Records provided
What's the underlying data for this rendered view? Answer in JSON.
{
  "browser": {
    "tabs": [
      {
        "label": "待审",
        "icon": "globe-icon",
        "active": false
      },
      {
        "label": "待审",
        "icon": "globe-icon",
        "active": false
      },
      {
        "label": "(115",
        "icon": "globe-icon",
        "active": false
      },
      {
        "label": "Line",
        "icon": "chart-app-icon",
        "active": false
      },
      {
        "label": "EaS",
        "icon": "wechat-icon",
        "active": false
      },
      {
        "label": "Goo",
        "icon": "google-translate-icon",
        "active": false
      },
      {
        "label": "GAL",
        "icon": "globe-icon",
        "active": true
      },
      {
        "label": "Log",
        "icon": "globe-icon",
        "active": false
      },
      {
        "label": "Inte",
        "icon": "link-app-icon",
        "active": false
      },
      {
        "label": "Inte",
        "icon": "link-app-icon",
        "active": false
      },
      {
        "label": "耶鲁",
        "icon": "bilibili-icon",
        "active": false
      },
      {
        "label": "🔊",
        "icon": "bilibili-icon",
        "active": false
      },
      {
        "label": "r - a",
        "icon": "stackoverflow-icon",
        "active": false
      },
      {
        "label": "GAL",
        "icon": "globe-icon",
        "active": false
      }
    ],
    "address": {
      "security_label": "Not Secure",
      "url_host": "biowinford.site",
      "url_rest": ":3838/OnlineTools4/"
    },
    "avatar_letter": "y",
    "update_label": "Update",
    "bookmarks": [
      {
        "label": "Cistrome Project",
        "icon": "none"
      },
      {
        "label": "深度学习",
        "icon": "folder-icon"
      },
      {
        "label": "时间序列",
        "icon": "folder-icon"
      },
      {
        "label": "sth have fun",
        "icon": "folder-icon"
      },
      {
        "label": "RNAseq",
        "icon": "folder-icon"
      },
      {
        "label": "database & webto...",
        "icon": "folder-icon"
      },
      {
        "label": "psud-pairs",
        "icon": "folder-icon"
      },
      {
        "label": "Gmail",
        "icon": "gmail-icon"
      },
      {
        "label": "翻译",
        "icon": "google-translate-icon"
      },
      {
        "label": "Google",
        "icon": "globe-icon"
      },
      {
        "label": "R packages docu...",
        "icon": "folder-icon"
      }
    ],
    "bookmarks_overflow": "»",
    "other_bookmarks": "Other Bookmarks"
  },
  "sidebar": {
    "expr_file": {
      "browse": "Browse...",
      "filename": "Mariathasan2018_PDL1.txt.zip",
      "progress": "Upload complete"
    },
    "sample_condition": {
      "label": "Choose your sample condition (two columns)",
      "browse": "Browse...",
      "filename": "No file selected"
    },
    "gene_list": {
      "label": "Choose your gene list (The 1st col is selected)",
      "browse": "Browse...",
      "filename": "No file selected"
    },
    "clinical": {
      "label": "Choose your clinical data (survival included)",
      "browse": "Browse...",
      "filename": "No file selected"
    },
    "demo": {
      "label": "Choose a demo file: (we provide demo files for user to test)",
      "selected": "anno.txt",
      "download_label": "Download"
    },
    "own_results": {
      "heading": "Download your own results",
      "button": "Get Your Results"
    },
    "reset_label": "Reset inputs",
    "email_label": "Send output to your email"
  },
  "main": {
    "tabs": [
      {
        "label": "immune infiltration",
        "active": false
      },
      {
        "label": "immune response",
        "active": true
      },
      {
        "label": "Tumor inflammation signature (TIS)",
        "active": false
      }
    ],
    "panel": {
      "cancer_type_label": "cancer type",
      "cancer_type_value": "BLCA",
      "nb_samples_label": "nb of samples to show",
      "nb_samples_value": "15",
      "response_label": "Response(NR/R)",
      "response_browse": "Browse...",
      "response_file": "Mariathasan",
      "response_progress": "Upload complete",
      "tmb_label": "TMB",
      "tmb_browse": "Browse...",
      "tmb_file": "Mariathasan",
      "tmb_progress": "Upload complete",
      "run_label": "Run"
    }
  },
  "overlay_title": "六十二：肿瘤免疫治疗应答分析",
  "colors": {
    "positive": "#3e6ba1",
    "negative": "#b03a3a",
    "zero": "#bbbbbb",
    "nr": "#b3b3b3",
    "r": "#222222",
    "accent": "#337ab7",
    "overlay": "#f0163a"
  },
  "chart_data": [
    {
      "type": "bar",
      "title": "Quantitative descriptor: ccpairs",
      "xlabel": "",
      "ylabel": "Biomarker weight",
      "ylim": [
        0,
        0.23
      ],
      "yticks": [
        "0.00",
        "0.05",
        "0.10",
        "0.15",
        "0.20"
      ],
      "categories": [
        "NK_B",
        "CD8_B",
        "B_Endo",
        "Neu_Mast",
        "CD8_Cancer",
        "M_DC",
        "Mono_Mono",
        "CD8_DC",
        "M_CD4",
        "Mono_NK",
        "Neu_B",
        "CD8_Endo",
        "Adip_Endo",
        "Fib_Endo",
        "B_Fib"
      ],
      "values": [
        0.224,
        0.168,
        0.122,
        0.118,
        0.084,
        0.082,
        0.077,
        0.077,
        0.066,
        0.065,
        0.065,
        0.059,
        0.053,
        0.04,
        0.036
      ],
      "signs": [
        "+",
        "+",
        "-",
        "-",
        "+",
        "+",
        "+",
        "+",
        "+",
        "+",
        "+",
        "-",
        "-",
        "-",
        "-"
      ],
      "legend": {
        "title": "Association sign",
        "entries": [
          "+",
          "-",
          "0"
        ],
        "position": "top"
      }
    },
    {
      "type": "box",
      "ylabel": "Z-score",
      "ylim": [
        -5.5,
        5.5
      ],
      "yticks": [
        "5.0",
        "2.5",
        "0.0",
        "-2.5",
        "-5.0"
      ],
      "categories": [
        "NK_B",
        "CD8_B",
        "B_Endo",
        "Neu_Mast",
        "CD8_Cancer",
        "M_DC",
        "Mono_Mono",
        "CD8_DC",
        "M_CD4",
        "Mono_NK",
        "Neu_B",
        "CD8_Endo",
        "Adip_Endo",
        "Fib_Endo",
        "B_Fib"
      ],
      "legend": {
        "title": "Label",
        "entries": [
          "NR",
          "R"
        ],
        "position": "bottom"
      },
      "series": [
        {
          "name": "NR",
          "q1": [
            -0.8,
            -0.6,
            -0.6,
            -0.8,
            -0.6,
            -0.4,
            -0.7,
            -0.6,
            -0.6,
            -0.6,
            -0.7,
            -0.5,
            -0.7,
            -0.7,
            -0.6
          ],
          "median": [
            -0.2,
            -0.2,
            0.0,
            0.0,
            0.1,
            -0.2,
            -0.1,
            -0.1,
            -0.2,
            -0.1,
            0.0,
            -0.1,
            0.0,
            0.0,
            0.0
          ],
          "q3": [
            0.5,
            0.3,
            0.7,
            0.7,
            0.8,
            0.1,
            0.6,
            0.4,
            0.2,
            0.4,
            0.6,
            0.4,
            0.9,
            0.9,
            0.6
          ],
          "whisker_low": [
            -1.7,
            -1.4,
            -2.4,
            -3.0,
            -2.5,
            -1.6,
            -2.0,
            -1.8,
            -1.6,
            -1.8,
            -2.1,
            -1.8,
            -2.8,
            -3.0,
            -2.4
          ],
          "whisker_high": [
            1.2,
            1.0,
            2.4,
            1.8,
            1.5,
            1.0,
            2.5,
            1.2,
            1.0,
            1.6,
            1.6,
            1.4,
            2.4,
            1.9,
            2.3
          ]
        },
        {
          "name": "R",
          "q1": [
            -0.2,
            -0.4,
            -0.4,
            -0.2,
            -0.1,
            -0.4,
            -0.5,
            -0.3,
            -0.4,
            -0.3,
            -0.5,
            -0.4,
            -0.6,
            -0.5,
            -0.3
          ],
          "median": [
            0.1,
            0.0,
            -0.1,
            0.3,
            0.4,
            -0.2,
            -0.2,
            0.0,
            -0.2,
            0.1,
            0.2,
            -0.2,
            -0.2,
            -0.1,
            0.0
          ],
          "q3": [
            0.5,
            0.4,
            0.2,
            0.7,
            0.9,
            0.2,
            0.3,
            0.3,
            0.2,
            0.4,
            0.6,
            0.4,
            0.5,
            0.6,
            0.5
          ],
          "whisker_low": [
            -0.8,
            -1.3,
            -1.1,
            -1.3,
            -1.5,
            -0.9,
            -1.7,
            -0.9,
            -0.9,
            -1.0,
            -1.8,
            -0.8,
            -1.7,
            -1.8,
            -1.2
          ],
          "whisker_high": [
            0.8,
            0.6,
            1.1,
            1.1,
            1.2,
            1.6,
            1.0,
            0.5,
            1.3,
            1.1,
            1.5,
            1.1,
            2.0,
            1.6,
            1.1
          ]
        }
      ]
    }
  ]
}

To do
Answer with one number: how many lines in the listing hold "clinical".

Problem solution
2